## [What to do]
Look through the listing for the word "JSON". Copy each line that has it.

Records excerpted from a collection
——

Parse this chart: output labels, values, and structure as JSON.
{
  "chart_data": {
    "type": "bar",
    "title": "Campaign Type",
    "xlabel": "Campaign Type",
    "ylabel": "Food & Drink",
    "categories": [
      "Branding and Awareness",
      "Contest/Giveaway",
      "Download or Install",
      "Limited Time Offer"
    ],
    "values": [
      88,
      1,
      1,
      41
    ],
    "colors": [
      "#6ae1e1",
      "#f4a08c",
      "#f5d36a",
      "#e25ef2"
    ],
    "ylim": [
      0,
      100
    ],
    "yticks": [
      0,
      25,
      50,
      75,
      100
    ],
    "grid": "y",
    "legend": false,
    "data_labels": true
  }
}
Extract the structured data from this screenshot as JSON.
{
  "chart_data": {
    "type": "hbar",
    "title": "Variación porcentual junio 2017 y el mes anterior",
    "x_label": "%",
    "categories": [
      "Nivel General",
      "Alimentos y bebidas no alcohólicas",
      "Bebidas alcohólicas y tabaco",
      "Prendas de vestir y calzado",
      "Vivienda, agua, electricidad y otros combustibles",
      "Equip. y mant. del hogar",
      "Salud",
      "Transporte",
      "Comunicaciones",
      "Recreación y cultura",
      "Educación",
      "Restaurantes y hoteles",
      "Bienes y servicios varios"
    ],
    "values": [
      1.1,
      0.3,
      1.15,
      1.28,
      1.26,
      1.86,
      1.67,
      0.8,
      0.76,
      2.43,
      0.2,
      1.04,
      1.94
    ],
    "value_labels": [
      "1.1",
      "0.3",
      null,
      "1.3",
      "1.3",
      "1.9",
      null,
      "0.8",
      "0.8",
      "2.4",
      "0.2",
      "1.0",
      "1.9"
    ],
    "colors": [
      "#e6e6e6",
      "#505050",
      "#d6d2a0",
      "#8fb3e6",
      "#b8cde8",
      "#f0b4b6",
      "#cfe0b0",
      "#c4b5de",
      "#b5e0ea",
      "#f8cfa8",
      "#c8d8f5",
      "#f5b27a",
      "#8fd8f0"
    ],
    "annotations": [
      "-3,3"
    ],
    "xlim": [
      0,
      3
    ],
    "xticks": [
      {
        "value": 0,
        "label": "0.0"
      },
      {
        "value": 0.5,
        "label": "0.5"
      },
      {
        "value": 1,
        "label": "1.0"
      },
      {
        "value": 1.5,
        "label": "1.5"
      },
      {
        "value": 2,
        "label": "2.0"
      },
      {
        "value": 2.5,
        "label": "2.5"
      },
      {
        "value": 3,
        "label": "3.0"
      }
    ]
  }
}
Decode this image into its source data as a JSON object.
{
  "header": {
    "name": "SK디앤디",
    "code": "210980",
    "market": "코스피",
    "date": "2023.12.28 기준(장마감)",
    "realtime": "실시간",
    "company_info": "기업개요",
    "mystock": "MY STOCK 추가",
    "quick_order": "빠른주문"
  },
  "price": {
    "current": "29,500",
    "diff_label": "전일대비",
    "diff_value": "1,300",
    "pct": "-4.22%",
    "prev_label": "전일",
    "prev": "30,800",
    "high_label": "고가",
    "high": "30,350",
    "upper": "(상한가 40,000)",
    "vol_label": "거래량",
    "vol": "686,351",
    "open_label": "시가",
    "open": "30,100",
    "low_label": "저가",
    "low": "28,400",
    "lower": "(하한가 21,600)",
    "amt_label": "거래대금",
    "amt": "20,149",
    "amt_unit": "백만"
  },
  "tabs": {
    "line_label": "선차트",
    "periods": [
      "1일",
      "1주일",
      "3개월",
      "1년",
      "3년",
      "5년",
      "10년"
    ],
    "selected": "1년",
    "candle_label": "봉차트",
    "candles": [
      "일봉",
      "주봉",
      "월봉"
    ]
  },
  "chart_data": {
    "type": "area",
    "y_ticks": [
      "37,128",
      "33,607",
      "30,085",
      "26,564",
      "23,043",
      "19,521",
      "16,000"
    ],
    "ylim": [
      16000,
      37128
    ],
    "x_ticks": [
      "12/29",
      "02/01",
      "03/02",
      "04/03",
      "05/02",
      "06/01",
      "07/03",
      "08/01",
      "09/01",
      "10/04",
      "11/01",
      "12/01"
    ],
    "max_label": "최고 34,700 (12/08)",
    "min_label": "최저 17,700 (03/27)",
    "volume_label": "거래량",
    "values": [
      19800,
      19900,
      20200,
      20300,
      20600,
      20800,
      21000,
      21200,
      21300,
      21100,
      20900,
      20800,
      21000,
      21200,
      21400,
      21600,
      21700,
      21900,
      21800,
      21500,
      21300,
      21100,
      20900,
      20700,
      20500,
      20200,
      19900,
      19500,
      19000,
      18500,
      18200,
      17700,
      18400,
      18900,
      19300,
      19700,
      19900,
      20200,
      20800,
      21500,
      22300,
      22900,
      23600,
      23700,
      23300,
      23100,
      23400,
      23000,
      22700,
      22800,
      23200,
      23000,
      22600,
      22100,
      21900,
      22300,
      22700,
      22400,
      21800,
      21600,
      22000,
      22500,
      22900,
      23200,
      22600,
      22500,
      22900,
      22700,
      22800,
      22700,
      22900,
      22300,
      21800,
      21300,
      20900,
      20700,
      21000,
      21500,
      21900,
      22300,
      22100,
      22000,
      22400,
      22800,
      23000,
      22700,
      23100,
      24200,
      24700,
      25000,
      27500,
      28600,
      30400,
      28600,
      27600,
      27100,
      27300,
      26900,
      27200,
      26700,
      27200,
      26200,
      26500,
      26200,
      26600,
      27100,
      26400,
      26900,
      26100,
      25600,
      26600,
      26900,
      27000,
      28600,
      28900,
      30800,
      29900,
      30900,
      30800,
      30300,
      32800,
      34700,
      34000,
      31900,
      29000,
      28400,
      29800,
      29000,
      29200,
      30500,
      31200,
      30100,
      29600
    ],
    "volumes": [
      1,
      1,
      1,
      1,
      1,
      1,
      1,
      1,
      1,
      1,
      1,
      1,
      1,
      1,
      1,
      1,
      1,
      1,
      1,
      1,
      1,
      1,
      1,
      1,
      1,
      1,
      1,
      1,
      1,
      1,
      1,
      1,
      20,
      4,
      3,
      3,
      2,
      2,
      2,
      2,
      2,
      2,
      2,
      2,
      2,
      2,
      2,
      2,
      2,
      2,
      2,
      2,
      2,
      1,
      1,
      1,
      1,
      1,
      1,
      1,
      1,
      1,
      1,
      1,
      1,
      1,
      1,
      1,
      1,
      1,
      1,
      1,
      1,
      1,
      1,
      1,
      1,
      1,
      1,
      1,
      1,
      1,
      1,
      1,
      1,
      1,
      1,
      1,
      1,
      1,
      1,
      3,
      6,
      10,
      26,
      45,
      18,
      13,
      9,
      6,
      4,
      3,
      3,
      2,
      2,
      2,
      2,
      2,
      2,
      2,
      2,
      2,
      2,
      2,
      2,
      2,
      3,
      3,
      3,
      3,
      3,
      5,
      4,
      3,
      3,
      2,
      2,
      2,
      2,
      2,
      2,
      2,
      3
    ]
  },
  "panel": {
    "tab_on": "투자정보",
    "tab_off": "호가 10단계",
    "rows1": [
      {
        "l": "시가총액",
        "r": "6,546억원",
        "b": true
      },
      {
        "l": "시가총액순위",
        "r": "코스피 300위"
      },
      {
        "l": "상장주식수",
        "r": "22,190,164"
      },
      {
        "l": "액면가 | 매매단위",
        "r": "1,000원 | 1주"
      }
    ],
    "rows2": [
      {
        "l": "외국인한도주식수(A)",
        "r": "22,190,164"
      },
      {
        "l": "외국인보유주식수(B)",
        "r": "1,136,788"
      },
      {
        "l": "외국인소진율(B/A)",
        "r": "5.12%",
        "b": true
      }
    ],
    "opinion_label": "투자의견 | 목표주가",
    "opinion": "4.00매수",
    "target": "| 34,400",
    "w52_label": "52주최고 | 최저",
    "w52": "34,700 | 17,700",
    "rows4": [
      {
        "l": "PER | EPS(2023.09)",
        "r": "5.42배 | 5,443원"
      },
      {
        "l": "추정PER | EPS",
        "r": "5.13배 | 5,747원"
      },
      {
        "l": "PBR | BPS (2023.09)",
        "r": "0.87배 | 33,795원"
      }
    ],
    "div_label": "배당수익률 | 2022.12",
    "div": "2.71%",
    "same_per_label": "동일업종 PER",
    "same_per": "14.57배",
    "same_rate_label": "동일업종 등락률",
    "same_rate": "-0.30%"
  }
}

——

## [Full output]
Parse this chart: output labels, values, and structure as JSON.
Extract the structured data from this screenshot as JSON.
Decode this image into its source data as a JSON object.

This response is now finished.